> [Source]:
City Of 4,500 Loses All Power (Not weather related)greenspun.com : LUSENET : Grassroots Information Coordination Center (GICC) : One Thread
City Of 4,500 Loses All Power Residents And Businesses Left In The Dark
ST. JAMES, Minn., Updated 1:06 p.m. CST February 23, 2000 -- The city of St. James in south central Minnesota lost all power Wednesday morning.
The total power loss was preceded by a brief power outage at 7:15 a.m. and then entirely at 8:30 a.m.
The city manager for the 4,500-person community told WCCO-Radio that the outage is affecting some of the town's major industries.
"Some of our major industries, one of which is a meat processor, are faced with a huge company loss by the fact that they have meat in process that might have to be destroyed," he said.
He added that the school district also will lose a day of school.
WCCO-Radio reported that the problem appears to be with an underground Northern States Power line. NSP officials report that there have been about 16,000 brief power outages in the Twin Cities since midnight.
Previous Story On Twin Cities Outages:
Some Suburbs Are Having Power Problems Jay Maxwell, Staff Writer February 23, 2000, 10:32 a.m. CST
BURNSVILLE, Minn. -- Tens of thousands of homes in a few southern Twin Cities suburbs are experiencing brief power outages again Wednesday morning.
"We're having some blinks on the transmission lines, some temporary outages, and that's coming into our substation so it's affecting a large part of our service territory," Joe Norman, a spokesman for Dakota Electric Association, told WCCO-Radio.
The problem is created by a lack of precipitation this winter causing a buildup of sand, dust and other particles on the insulators. According to the company's Web site, the outages may continue until rain or snow cleans off the contamination.
The rain that started falling at about 9 a.m. was expected to continue coming down through Thursday morning.
The outages last about 10-20 seconds and are affecting homes mainly in Burnsville, Eagan and Lakeville. Similar problems were reported Tuesday morning.
-- Martin Thompson (email@example.com), February 24, 2000
This is the press release from Dakota Electric.

> [Extracted entries]:
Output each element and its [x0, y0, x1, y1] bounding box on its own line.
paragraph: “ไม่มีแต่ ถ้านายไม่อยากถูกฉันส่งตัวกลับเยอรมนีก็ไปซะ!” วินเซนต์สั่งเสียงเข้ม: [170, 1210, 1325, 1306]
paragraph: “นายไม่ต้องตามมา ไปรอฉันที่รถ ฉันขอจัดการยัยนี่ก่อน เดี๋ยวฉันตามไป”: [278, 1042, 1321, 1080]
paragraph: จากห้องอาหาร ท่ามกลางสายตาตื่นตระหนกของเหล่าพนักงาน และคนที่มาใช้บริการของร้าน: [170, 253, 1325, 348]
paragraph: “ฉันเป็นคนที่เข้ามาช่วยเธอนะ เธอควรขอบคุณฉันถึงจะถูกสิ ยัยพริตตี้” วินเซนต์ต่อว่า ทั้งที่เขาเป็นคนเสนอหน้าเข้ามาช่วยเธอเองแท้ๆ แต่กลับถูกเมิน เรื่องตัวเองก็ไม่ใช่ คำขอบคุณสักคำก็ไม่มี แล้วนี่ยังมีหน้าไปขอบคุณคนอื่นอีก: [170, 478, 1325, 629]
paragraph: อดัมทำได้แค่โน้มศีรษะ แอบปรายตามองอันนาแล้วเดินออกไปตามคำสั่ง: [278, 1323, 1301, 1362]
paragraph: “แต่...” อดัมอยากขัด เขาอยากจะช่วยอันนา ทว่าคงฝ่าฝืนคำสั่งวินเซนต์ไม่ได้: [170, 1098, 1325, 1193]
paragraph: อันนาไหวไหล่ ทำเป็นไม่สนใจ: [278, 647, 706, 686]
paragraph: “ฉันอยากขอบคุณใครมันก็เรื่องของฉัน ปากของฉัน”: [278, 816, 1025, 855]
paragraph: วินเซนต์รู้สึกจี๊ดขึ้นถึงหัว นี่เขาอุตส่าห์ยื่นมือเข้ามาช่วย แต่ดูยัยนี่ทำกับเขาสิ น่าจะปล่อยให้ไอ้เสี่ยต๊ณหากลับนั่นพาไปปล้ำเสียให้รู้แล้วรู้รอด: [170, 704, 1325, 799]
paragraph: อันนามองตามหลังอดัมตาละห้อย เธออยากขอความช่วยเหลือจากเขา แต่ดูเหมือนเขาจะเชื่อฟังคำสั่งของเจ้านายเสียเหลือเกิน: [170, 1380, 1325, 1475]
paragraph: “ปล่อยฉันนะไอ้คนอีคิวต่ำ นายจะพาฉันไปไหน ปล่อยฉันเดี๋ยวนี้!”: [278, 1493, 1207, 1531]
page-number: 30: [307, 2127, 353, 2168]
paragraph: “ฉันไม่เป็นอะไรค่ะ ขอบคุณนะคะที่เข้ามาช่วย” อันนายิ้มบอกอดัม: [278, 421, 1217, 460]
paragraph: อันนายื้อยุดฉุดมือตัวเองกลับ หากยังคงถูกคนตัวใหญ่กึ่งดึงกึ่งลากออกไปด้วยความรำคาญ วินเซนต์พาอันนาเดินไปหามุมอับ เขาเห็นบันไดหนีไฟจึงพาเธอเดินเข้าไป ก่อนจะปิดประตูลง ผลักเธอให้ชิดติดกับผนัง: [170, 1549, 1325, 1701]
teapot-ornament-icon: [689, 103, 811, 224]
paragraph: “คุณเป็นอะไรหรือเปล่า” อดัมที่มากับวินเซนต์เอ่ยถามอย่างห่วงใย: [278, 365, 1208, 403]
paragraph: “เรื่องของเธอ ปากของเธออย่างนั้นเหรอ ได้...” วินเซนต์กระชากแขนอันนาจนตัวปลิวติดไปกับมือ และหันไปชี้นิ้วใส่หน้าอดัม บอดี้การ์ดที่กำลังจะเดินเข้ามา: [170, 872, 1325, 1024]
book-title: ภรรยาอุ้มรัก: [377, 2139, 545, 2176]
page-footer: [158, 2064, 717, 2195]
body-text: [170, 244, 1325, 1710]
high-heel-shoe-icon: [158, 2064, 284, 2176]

> [Do this]:
Please answer these questions from the power outage article:
1. At what time did St. James lose power entirely?
2. What does the article give as the cause of the suburban outages?
3. In which suburbs are the outages mainly affecting homes?

> [Reply]:
1. 8:30 a.m.
2. A lack of precipitation this winter, which caused a buildup of sand, dust and other particles on the insulators.
3. Burnsville, Eagan and Lakeville.